[PROBLEM TO SOLVE]: Reproduce all the entries precisely.

═══

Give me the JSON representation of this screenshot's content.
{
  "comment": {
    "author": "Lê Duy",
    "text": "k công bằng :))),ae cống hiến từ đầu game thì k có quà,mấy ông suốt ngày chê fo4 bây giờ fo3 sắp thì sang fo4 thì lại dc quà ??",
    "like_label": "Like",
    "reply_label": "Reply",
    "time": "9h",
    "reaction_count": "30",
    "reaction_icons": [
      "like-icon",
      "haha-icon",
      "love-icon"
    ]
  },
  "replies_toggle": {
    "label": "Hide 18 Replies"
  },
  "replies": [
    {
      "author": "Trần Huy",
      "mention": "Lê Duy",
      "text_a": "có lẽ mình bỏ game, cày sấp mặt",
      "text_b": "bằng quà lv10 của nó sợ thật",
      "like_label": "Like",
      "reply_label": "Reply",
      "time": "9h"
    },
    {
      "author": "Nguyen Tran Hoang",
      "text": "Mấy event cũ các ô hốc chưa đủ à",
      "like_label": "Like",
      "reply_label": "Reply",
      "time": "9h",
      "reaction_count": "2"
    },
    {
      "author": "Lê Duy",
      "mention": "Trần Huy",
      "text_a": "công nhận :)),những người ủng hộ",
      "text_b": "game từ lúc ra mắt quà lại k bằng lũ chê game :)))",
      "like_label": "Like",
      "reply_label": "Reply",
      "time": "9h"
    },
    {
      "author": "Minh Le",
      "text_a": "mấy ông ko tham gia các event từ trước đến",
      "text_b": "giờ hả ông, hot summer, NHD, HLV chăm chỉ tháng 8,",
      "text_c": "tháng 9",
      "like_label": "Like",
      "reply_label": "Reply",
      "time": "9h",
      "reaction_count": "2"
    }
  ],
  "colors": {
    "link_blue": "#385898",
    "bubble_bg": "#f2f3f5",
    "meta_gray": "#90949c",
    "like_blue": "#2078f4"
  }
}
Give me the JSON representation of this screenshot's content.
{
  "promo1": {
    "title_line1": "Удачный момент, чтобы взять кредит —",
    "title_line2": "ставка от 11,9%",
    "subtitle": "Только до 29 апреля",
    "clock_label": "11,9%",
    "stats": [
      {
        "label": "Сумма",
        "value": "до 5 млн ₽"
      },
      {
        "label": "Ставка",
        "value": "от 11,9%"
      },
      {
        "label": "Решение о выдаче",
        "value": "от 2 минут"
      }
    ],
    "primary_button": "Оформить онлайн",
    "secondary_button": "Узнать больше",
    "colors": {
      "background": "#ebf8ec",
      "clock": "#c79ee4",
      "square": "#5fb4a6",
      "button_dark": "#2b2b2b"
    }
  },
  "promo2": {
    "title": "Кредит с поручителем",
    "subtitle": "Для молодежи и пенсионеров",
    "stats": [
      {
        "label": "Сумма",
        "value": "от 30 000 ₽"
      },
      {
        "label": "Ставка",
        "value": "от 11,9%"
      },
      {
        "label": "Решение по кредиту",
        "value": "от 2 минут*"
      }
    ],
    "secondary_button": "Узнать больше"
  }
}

═══

[ANSWER TO THE EXERCISE]:
Give me the JSON representation of this screenshot's content.
{
  "comment": {
    "author": "Lê Duy",
    "text": "k công bằng :))),ae cống hiến từ đầu game thì k có quà,mấy ông suốt ngày chê fo4 bây giờ fo3 sắp thì sang fo4 thì lại dc quà ??",
    "like_label": "Like",
    "reply_label": "Reply",
    "time": "9h",
    "reaction_count": "30",
    "reaction_icons": [
      "like-icon",
      "haha-icon",
      "love-icon"
    ]
  },
  "replies_toggle": {
    "label": "Hide 18 Replies"
  },
  "replies": [
    {
      "author": "Trần Huy",
      "mention": "Lê Duy",
      "text_a": "có lẽ mình bỏ game, cày sấp mặt",
      "text_b": "bằng quà lv10 của nó sợ thật",
      "like_label": "Like",
      "reply_label": "Reply",
      "time": "9h"
    },
    {
      "author": "Nguyen Tran Hoang",
      "text": "Mấy event cũ các ô hốc chưa đủ à",
      "like_label": "Like",
      "reply_label": "Reply",
      "time": "9h",
      "reaction_count": "2"
    },
    {
      "author": "Lê Duy",
      "mention": "Trần Huy",
      "text_a": "công nhận :)),những người ủng hộ",
      "text_b": "game từ lúc ra mắt quà lại k bằng lũ chê game :)))",
      "like_label": "Like",
      "reply_label": "Reply",
      "time": "9h"
    },
    {
      "author": "Minh Le",
      "text_a": "mấy ông ko tham gia các event từ trước đến",
      "text_b": "giờ hả ông, hot summer, NHD, HLV chăm chỉ tháng 8,",
      "text_c": "tháng 9",
      "like_label": "Like",
      "reply_label": "Reply",
      "time": "9h",
      "reaction_count": "2"
    }
  ],
  "colors": {
    "link_blue": "#385898",
    "bubble_bg": "#f2f3f5",
    "meta_gray": "#90949c",
    "like_blue": "#2078f4"
  }
}
Give me the JSON representation of this screenshot's content.
{
  "promo1": {
    "title_line1": "Удачный момент, чтобы взять кредит —",
    "title_line2": "ставка от 11,9%",
    "subtitle": "Только до 29 апреля",
    "clock_label": "11,9%",
    "stats": [
      {
        "label": "Сумма",
        "value": "до 5 млн ₽"
      },
      {
        "label": "Ставка",
        "value": "от 11,9%"
      },
      {
        "label": "Решение о выдаче",
        "value": "от 2 минут"
      }
    ],
    "primary_button": "Оформить онлайн",
    "secondary_button": "Узнать больше",
    "colors": {
      "background": "#ebf8ec",
      "clock": "#c79ee4",
      "square": "#5fb4a6",
      "button_dark": "#2b2b2b"
    }
  },
  "promo2": {
    "title": "Кредит с поручителем",
    "subtitle": "Для молодежи и пенсионеров",
    "stats": [
      {
        "label": "Сумма",
        "value": "от 30 000 ₽"
      },
      {
        "label": "Ставка",
        "value": "от 11,9%"
      },
      {
        "label": "Решение по кредиту",
        "value": "от 2 минут*"
      }
    ],
    "secondary_button": "Узнать больше"
  }
}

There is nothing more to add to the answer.